• [Records]
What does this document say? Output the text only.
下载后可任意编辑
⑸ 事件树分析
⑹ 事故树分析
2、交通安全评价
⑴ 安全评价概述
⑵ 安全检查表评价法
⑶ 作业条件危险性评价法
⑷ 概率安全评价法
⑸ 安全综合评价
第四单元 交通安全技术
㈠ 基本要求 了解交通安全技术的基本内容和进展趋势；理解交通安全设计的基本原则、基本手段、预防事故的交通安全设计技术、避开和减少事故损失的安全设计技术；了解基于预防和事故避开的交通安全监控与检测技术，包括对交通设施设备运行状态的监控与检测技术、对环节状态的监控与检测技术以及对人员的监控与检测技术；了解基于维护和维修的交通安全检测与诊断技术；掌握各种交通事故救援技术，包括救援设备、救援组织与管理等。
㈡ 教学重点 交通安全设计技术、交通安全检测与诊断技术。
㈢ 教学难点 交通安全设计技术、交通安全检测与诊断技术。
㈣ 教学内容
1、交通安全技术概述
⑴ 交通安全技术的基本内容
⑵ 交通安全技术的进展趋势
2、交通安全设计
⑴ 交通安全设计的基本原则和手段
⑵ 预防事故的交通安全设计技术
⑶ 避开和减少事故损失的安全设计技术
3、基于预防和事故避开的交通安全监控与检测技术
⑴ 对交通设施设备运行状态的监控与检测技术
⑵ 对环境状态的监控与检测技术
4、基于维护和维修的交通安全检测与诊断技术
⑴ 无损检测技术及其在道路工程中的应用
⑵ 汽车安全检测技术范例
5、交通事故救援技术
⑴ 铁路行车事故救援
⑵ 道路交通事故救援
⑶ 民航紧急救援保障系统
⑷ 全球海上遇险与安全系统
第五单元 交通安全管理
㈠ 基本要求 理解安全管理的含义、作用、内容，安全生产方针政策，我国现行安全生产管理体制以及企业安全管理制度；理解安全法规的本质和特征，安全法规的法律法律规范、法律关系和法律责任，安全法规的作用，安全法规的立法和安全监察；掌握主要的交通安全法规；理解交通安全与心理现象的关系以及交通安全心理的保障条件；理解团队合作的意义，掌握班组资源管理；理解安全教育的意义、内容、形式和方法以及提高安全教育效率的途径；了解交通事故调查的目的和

• [Exercise aim]
Copy all of the material word for word.

• [The answer]
What does this document say? Output the text only.
下载后可任意编辑
⑸ 事件树分析
⑹ 事故树分析
2、交通安全评价
⑴ 安全评价概述
⑵ 安全检查表评价法
⑶ 作业条件危险性评价法
⑷ 概率安全评价法
⑸ 安全综合评价
第四单元 交通安全技术
㈠ 基本要求 了解交通安全技术的基本内容和进展趋势；理解交通安全设计的基本原则、基本手段、预防事故的交通安全设计技术、避开和减少事故损失的安全设计技术；了解基于预防和事故避开的交通安全监控与检测技术，包括对交通设施设备运行状态的监控与检测技术、对环节状态的监控与检测技术以及对人员的监控与检测技术；了解基于维护和维修的交通安全检测与诊断技术；掌握各种交通事故救援技术，包括救援设备、救援组织与管理等。
㈡ 教学重点 交通安全设计技术、交通安全检测与诊断技术。
㈢ 教学难点 交通安全设计技术、交通安全检测与诊断技术。
㈣ 教学内容
1、交通安全技术概述
⑴ 交通安全技术的基本内容
⑵ 交通安全技术的进展趋势
2、交通安全设计
⑴ 交通安全设计的基本原则和手段
⑵ 预防事故的交通安全设计技术
⑶ 避开和减少事故损失的安全设计技术
3、基于预防和事故避开的交通安全监控与检测技术
⑴ 对交通设施设备运行状态的监控与检测技术
⑵ 对环境状态的监控与检测技术
4、基于维护和维修的交通安全检测与诊断技术
⑴ 无损检测技术及其在道路工程中的应用
⑵ 汽车安全检测技术范例
5、交通事故救援技术
⑴ 铁路行车事故救援
⑵ 道路交通事故救援
⑶ 民航紧急救援保障系统
⑷ 全球海上遇险与安全系统
第五单元 交通安全管理
㈠ 基本要求 理解安全管理的含义、作用、内容，安全生产方针政策，我国现行安全生产管理体制以及企业安全管理制度；理解安全法规的本质和特征，安全法规的法律法律规范、法律关系和法律责任，安全法规的作用，安全法规的立法和安全监察；掌握主要的交通安全法规；理解交通安全与心理现象的关系以及交通安全心理的保障条件；理解团队合作的意义，掌握班组资源管理；理解安全教育的意义、内容、形式和方法以及提高安全教育效率的途径；了解交通事故调查的目的和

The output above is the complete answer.